◆ **CHALLENGE**
Transcribe the records below exactly.

Start

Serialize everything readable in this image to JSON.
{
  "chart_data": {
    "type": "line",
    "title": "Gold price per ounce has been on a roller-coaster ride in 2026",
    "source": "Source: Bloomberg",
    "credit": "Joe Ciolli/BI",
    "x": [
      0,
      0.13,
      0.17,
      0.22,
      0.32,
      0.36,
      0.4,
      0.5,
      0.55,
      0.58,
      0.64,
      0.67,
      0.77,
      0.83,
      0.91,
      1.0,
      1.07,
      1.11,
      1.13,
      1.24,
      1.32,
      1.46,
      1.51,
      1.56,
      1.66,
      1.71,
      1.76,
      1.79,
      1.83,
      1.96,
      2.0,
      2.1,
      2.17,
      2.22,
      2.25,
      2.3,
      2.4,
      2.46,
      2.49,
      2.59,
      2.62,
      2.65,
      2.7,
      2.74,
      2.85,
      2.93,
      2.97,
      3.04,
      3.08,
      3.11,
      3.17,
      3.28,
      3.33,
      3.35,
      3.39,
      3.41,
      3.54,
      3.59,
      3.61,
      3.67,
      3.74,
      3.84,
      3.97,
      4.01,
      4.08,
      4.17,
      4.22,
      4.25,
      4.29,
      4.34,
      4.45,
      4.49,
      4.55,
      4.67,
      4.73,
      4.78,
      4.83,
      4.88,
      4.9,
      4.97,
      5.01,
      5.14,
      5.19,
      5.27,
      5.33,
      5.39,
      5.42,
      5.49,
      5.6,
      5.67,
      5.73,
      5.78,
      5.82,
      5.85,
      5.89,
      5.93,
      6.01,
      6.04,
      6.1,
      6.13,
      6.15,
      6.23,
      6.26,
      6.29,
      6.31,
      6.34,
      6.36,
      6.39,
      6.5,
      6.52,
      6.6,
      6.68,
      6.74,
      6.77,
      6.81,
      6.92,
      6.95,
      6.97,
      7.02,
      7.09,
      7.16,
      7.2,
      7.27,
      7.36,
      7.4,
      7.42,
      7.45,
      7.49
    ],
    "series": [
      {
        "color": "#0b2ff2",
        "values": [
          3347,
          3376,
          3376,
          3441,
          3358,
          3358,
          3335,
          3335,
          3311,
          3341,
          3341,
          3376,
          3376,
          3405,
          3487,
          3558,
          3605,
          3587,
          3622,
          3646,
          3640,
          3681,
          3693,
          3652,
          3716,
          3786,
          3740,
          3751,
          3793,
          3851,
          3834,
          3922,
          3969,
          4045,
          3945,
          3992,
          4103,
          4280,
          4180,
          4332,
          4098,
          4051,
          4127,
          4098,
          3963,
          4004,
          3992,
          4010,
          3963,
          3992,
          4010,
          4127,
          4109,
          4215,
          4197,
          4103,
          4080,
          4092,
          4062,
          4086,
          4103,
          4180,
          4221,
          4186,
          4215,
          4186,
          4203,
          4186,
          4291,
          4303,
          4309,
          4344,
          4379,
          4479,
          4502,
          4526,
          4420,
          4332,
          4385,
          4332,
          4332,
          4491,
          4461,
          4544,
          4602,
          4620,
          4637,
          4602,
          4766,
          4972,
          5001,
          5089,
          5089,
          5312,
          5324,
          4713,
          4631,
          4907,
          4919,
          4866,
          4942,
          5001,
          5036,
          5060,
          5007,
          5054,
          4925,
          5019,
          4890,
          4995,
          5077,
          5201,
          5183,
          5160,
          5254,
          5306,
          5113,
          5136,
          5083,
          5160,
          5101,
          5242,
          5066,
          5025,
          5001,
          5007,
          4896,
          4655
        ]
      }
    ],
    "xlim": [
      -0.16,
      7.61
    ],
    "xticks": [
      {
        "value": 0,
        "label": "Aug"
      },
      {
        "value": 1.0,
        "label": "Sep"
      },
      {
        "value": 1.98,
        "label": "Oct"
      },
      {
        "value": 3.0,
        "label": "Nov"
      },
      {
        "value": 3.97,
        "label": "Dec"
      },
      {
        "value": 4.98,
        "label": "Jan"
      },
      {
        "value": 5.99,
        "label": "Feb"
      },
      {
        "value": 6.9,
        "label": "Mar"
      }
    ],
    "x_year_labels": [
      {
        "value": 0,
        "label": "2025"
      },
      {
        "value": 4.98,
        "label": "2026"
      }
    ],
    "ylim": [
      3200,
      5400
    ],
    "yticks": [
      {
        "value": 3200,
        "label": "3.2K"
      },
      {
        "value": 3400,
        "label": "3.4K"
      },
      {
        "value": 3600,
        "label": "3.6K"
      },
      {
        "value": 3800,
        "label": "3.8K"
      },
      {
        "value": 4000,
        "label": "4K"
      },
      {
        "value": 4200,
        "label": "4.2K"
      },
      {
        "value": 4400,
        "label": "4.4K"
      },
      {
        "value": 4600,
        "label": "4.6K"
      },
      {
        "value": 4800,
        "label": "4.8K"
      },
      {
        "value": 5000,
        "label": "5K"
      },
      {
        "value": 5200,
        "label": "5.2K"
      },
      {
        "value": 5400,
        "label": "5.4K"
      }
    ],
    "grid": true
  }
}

End

◆ **RIGHT ANSWER**
Serialize everything readable in this image to JSON.
{
  "chart_data": {
    "type": "line",
    "title": "Gold price per ounce has been on a roller-coaster ride in 2026",
    "source": "Source: Bloomberg",
    "credit": "Joe Ciolli/BI",
    "x": [
      0,
      0.13,
      0.17,
      0.22,
      0.32,
      0.36,
      0.4,
      0.5,
      0.55,
      0.58,
      0.64,
      0.67,
      0.77,
      0.83,
      0.91,
      1.0,
      1.07,
      1.11,
      1.13,
      1.24,
      1.32,
      1.46,
      1.51,
      1.56,
      1.66,
      1.71,
      1.76,
      1.79,
      1.83,
      1.96,
      2.0,
      2.1,
      2.17,
      2.22,
      2.25,
      2.3,
      2.4,
      2.46,
      2.49,
      2.59,
      2.62,
      2.65,
      2.7,
      2.74,
      2.85,
      2.93,
      2.97,
      3.04,
      3.08,
      3.11,
      3.17,
      3.28,
      3.33,
      3.35,
      3.39,
      3.41,
      3.54,
      3.59,
      3.61,
      3.67,
      3.74,
      3.84,
      3.97,
      4.01,
      4.08,
      4.17,
      4.22,
      4.25,
      4.29,
      4.34,
      4.45,
      4.49,
      4.55,
      4.67,
      4.73,
      4.78,
      4.83,
      4.88,
      4.9,
      4.97,
      5.01,
      5.14,
      5.19,
      5.27,
      5.33,
      5.39,
      5.42,
      5.49,
      5.6,
      5.67,
      5.73,
      5.78,
      5.82,
      5.85,
      5.89,
      5.93,
      6.01,
      6.04,
      6.1,
      6.13,
      6.15,
      6.23,
      6.26,
      6.29,
      6.31,
      6.34,
      6.36,
      6.39,
      6.5,
      6.52,
      6.6,
      6.68,
      6.74,
      6.77,
      6.81,
      6.92,
      6.95,
      6.97,
      7.02,
      7.09,
      7.16,
      7.2,
      7.27,
      7.36,
      7.4,
      7.42,
      7.45,
      7.49
    ],
    "series": [
      {
        "color": "#0b2ff2",
        "values": [
          3347,
          3376,
          3376,
          3441,
          3358,
          3358,
          3335,
          3335,
          3311,
          3341,
          3341,
          3376,
          3376,
          3405,
          3487,
          3558,
          3605,
          3587,
          3622,
          3646,
          3640,
          3681,
          3693,
          3652,
          3716,
          3786,
          3740,
          3751,
          3793,
          3851,
          3834,
          3922,
          3969,
          4045,
          3945,
          3992,
          4103,
          4280,
          4180,
          4332,
          4098,
          4051,
          4127,
          4098,
          3963,
          4004,
          3992,
          4010,
          3963,
          3992,
          4010,
          4127,
          4109,
          4215,
          4197,
          4103,
          4080,
          4092,
          4062,
          4086,
          4103,
          4180,
          4221,
          4186,
          4215,
          4186,
          4203,
          4186,
          4291,
          4303,
          4309,
          4344,
          4379,
          4479,
          4502,
          4526,
          4420,
          4332,
          4385,
          4332,
          4332,
          4491,
          4461,
          4544,
          4602,
          4620,
          4637,
          4602,
          4766,
          4972,
          5001,
          5089,
          5089,
          5312,
          5324,
          4713,
          4631,
          4907,
          4919,
          4866,
          4942,
          5001,
          5036,
          5060,
          5007,
          5054,
          4925,
          5019,
          4890,
          4995,
          5077,
          5201,
          5183,
          5160,
          5254,
          5306,
          5113,
          5136,
          5083,
          5160,
          5101,
          5242,
          5066,
          5025,
          5001,
          5007,
          4896,
          4655
        ]
      }
    ],
    "xlim": [
      -0.16,
      7.61
    ],
    "xticks": [
      {
        "value": 0,
        "label": "Aug"
      },
      {
        "value": 1.0,
        "label": "Sep"
      },
      {
        "value": 1.98,
        "label": "Oct"
      },
      {
        "value": 3.0,
        "label": "Nov"
      },
      {
        "value": 3.97,
        "label": "Dec"
      },
      {
        "value": 4.98,
        "label": "Jan"
      },
      {
        "value": 5.99,
        "label": "Feb"
      },
      {
        "value": 6.9,
        "label": "Mar"
      }
    ],
    "x_year_labels": [
      {
        "value": 0,
        "label": "2025"
      },
      {
        "value": 4.98,
        "label": "2026"
      }
    ],
    "ylim": [
      3200,
      5400
    ],
    "yticks": [
      {
        "value": 3200,
        "label": "3.2K"
      },
      {
        "value": 3400,
        "label": "3.4K"
      },
      {
        "value": 3600,
        "label": "3.6K"
      },
      {
        "value": 3800,
        "label": "3.8K"
      },
      {
        "value": 4000,
        "label": "4K"
      },
      {
        "value": 4200,
        "label": "4.2K"
      },
      {
        "value": 4400,
        "label": "4.4K"
      },
      {
        "value": 4600,
        "label": "4.6K"
      },
      {
        "value": 4800,
        "label": "4.8K"
      },
      {
        "value": 5000,
        "label": "5K"
      },
      {
        "value": 5200,
        "label": "5.2K"
      },
      {
        "value": 5400,
        "label": "5.4K"
      }
    ],
    "grid": true
  }
}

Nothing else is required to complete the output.